## YOUR INSTRUCTIONS
Word for word, restate every line of the material.

Source records:
----------------

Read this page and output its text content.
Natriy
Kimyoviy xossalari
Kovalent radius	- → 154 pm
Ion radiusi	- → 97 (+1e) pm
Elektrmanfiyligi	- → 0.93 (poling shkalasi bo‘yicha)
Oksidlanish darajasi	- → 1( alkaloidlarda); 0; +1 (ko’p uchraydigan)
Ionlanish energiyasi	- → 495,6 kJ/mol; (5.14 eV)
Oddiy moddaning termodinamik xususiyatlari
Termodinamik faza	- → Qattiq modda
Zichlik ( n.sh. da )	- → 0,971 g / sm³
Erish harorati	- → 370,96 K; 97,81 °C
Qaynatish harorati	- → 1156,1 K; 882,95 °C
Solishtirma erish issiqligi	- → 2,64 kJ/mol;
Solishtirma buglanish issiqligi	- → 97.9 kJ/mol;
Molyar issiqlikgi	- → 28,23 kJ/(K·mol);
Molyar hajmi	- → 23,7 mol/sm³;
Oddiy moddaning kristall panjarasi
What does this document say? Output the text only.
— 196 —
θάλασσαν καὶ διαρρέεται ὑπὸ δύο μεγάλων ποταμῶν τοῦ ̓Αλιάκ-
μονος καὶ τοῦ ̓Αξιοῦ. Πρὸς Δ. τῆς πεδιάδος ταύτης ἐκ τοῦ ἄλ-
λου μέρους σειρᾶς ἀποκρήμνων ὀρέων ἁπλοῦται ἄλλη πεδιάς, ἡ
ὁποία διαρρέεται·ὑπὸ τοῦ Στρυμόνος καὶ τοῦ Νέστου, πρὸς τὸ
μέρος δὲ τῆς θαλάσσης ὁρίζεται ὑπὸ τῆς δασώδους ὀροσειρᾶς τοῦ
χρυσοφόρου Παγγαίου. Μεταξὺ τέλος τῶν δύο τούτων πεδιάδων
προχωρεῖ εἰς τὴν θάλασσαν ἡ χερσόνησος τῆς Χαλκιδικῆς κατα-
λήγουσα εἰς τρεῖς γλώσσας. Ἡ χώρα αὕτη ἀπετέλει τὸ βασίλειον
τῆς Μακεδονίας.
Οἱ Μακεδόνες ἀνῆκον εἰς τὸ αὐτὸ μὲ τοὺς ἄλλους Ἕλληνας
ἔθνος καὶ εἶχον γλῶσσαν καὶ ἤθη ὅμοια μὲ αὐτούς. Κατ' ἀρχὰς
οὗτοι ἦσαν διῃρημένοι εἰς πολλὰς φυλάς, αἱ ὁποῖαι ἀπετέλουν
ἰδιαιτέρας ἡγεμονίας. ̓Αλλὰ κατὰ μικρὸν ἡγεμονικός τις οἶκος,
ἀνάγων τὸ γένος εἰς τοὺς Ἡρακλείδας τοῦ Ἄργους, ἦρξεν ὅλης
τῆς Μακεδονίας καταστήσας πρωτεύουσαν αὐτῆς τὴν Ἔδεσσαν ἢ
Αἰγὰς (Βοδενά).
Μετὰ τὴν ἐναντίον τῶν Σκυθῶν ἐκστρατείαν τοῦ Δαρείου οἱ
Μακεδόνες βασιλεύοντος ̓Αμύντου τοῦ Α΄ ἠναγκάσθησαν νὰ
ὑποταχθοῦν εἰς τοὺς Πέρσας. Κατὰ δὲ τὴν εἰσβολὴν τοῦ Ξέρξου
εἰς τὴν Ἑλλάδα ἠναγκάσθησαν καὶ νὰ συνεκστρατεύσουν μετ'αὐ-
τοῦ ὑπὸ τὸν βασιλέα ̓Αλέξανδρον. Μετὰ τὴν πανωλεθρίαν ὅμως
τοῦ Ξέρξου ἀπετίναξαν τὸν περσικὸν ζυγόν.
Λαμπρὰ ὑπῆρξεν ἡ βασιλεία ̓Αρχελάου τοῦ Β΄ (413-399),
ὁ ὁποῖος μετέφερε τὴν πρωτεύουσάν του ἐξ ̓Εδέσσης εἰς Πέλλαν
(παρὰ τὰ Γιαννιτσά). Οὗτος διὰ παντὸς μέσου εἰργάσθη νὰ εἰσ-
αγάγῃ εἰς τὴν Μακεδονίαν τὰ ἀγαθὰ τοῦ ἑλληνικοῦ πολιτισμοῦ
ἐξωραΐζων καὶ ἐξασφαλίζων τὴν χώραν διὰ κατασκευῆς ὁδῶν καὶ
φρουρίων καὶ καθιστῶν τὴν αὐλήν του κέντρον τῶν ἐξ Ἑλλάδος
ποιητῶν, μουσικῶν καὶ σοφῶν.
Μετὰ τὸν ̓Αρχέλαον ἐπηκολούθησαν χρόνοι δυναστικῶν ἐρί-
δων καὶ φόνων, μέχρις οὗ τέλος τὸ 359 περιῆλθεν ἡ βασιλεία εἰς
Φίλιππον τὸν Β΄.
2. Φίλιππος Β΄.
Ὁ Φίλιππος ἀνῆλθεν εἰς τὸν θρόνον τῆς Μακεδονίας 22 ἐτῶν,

----------------

## THE RESULT
Read this page and output its text content.
Natriy
Kimyoviy xossalari
Kovalent radius	- → 154 pm
Ion radiusi	- → 97 (+1e) pm
Elektrmanfiyligi	- → 0.93 (poling shkalasi bo‘yicha)
Oksidlanish darajasi	- → 1( alkaloidlarda); 0; +1 (ko’p uchraydigan)
Ionlanish energiyasi	- → 495,6 kJ/mol; (5.14 eV)
Oddiy moddaning termodinamik xususiyatlari
Termodinamik faza	- → Qattiq modda
Zichlik ( n.sh. da )	- → 0,971 g / sm³
Erish harorati	- → 370,96 K; 97,81 °C
Qaynatish harorati	- → 1156,1 K; 882,95 °C
Solishtirma erish issiqligi	- → 2,64 kJ/mol;
Solishtirma buglanish issiqligi	- → 97.9 kJ/mol;
Molyar issiqlikgi	- → 28,23 kJ/(K·mol);
Molyar hajmi	- → 23,7 mol/sm³;
Oddiy moddaning kristall panjarasi
What does this document say? Output the text only.
— 196 —
θάλασσαν καὶ διαρρέεται ὑπὸ δύο μεγάλων ποταμῶν τοῦ ̓Αλιάκ-
μονος καὶ τοῦ ̓Αξιοῦ. Πρὸς Δ. τῆς πεδιάδος ταύτης ἐκ τοῦ ἄλ-
λου μέρους σειρᾶς ἀποκρήμνων ὀρέων ἁπλοῦται ἄλλη πεδιάς, ἡ
ὁποία διαρρέεται·ὑπὸ τοῦ Στρυμόνος καὶ τοῦ Νέστου, πρὸς τὸ
μέρος δὲ τῆς θαλάσσης ὁρίζεται ὑπὸ τῆς δασώδους ὀροσειρᾶς τοῦ
χρυσοφόρου Παγγαίου. Μεταξὺ τέλος τῶν δύο τούτων πεδιάδων
προχωρεῖ εἰς τὴν θάλασσαν ἡ χερσόνησος τῆς Χαλκιδικῆς κατα-
λήγουσα εἰς τρεῖς γλώσσας. Ἡ χώρα αὕτη ἀπετέλει τὸ βασίλειον
τῆς Μακεδονίας.
Οἱ Μακεδόνες ἀνῆκον εἰς τὸ αὐτὸ μὲ τοὺς ἄλλους Ἕλληνας
ἔθνος καὶ εἶχον γλῶσσαν καὶ ἤθη ὅμοια μὲ αὐτούς. Κατ' ἀρχὰς
οὗτοι ἦσαν διῃρημένοι εἰς πολλὰς φυλάς, αἱ ὁποῖαι ἀπετέλουν
ἰδιαιτέρας ἡγεμονίας. ̓Αλλὰ κατὰ μικρὸν ἡγεμονικός τις οἶκος,
ἀνάγων τὸ γένος εἰς τοὺς Ἡρακλείδας τοῦ Ἄργους, ἦρξεν ὅλης
τῆς Μακεδονίας καταστήσας πρωτεύουσαν αὐτῆς τὴν Ἔδεσσαν ἢ
Αἰγὰς (Βοδενά).
Μετὰ τὴν ἐναντίον τῶν Σκυθῶν ἐκστρατείαν τοῦ Δαρείου οἱ
Μακεδόνες βασιλεύοντος ̓Αμύντου τοῦ Α΄ ἠναγκάσθησαν νὰ
ὑποταχθοῦν εἰς τοὺς Πέρσας. Κατὰ δὲ τὴν εἰσβολὴν τοῦ Ξέρξου
εἰς τὴν Ἑλλάδα ἠναγκάσθησαν καὶ νὰ συνεκστρατεύσουν μετ'αὐ-
τοῦ ὑπὸ τὸν βασιλέα ̓Αλέξανδρον. Μετὰ τὴν πανωλεθρίαν ὅμως
τοῦ Ξέρξου ἀπετίναξαν τὸν περσικὸν ζυγόν.
Λαμπρὰ ὑπῆρξεν ἡ βασιλεία ̓Αρχελάου τοῦ Β΄ (413-399),
ὁ ὁποῖος μετέφερε τὴν πρωτεύουσάν του ἐξ ̓Εδέσσης εἰς Πέλλαν
(παρὰ τὰ Γιαννιτσά). Οὗτος διὰ παντὸς μέσου εἰργάσθη νὰ εἰσ-
αγάγῃ εἰς τὴν Μακεδονίαν τὰ ἀγαθὰ τοῦ ἑλληνικοῦ πολιτισμοῦ
ἐξωραΐζων καὶ ἐξασφαλίζων τὴν χώραν διὰ κατασκευῆς ὁδῶν καὶ
φρουρίων καὶ καθιστῶν τὴν αὐλήν του κέντρον τῶν ἐξ Ἑλλάδος
ποιητῶν, μουσικῶν καὶ σοφῶν.
Μετὰ τὸν ̓Αρχέλαον ἐπηκολούθησαν χρόνοι δυναστικῶν ἐρί-
δων καὶ φόνων, μέχρις οὗ τέλος τὸ 359 περιῆλθεν ἡ βασιλεία εἰς
Φίλιππον τὸν Β΄.
2. Φίλιππος Β΄.
Ὁ Φίλιππος ἀνῆλθεν εἰς τὸν θρόνον τῆς Μακεδονίας 22 ἐτῶν,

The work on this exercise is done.